* **The request**: From the material below, list every line containing "今年以来".

Stored entries:
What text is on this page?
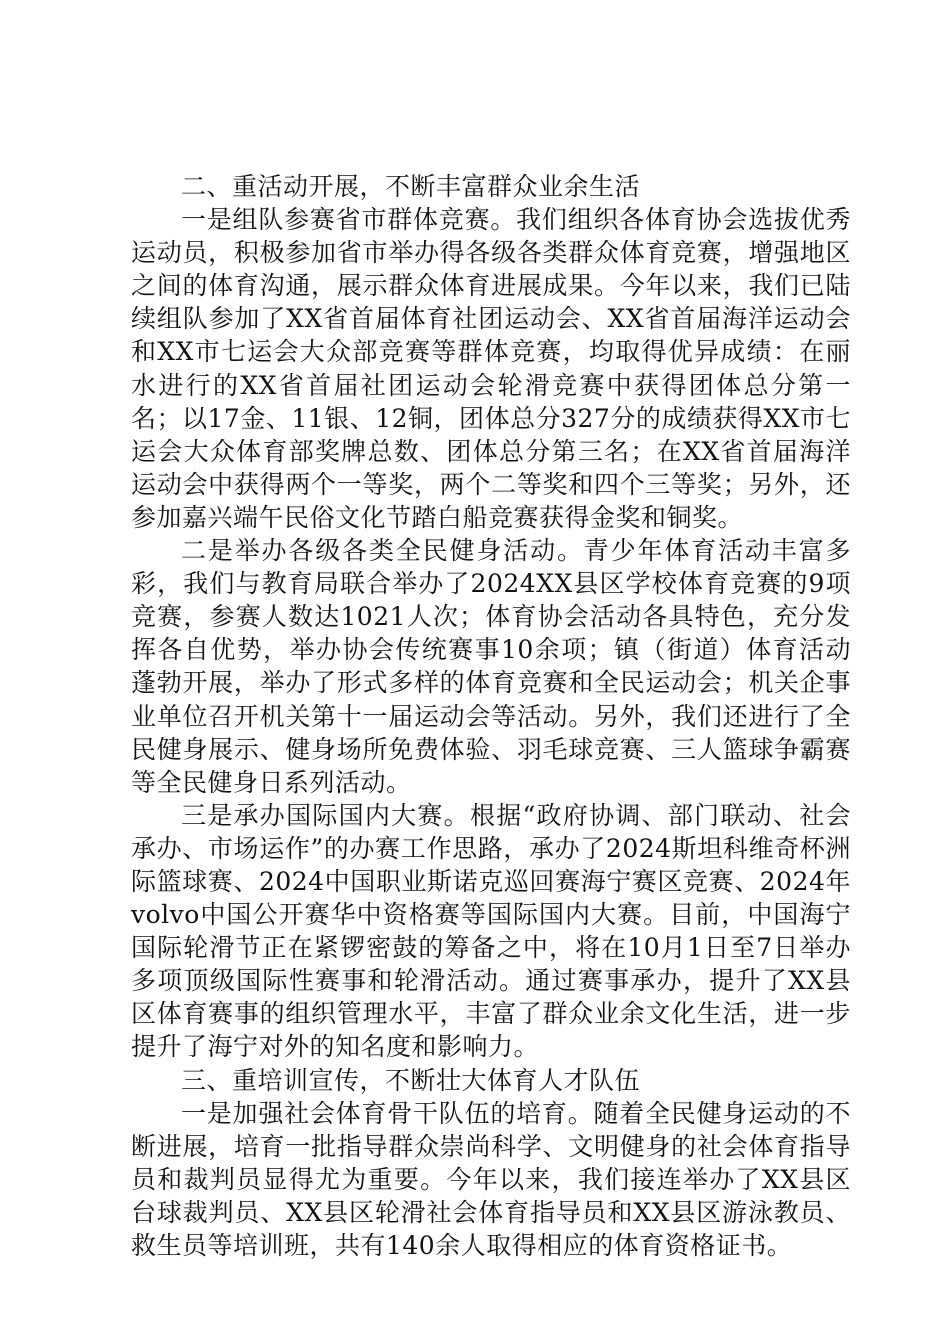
二、重活动开展，不断丰富群众业余生活

一是组队参赛省市群体竞赛。我们组织各体育协会选拔优秀运动员，积极参加省市举办得各级各类群众体育竞赛，增强地区之间的体育沟通，展示群众体育进展成果。今年以来，我们已陆续组队参加了XX省首届体育社团运动会、XX省首届海洋运动会和XX市七运会大众部竞赛等群体竞赛，均取得优异成绩：在丽水进行的XX省首届社团运动会轮滑竞赛中获得团体总分第一名；以17金、11银、12铜，团体总分327分的成绩获得XX市七运会大众体育部奖牌总数、团体总分第三名；在XX省首届海洋运动会中获得两个一等奖，两个二等奖和四个三等奖；另外，还参加嘉兴端午民俗文化节踏白船竞赛获得金奖和铜奖。

二是举办各级各类全民健身活动。青少年体育活动丰富多彩，我们与教育局联合举办了2024XX县区学校体育竞赛的9项竞赛，参赛人数达1021人次；体育协会活动各具特色，充分发挥各自优势，举办协会传统赛事10余项；镇（街道）体育活动蓬勃开展，举办了形式多样的体育竞赛和全民运动会；机关企事业单位召开机关第十一届运动会等活动。另外，我们还进行了全民健身展示、健身场所免费体验、羽毛球竞赛、三人篮球争霸赛等全民健身日系列活动。

三是承办国际国内大赛。根据“政府协调、部门联动、社会承办、市场运作”的办赛工作思路，承办了2024斯坦科维奇杯洲际篮球赛、2024中国职业斯诺克巡回赛海宁赛区竞赛、2024年volvo中国公开赛华中资格赛等国际国内大赛。目前，中国海宁国际轮滑节正在紧锣密鼓的筹备之中，将在10月1日至7日举办多项顶级国际性赛事和轮滑活动。通过赛事承办，提升了XX县区体育赛事的组织管理水平，丰富了群众业余文化生活，进一步提升了海宁对外的知名度和影响力。

三、重培训宣传，不断壮大体育人才队伍

一是加强社会体育骨干队伍的培育。随着全民健身运动的不断进展，培育一批指导群众崇尚科学、文明健身的社会体育指导员和裁判员显得尤为重要。今年以来，我们接连举办了XX县区台球裁判员、XX县区轮滑社会体育指导员和XX县区游泳教员、救生员等培训班，共有140余人取得相应的体育资格证书。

* **Complete response**:
一是组队参赛省市群体竞赛。我们组织各体育协会选拔优秀运动员，积极参加省市举办得各级各类群众体育竞赛，增强地区之间的体育沟通，展示群众体育进展成果。今年以来，我们已陆续组队参加了XX省首届体育社团运动会、XX省首届海洋运动会和XX市七运会大众部竞赛等群体竞赛，均取得优异成绩：在丽水进行的XX省首届社团运动会轮滑竞赛中获得团体总分第一名；以17金、11银、12铜，团体总分327分的成绩获得XX市七运会大众体育部奖牌总数、团体总分第三名；在XX省首届海洋运动会中获得两个一等奖，两个二等奖和四个三等奖；另外，还参加嘉兴端午民俗文化节踏白船竞赛获得金奖和铜奖。
一是加强社会体育骨干队伍的培育。随着全民健身运动的不断进展，培育一批指导群众崇尚科学、文明健身的社会体育指导员和裁判员显得尤为重要。今年以来，我们接连举办了XX县区台球裁判员、XX县区轮滑社会体育指导员和XX县区游泳教员、救生员等培训班，共有140余人取得相应的体育资格证书。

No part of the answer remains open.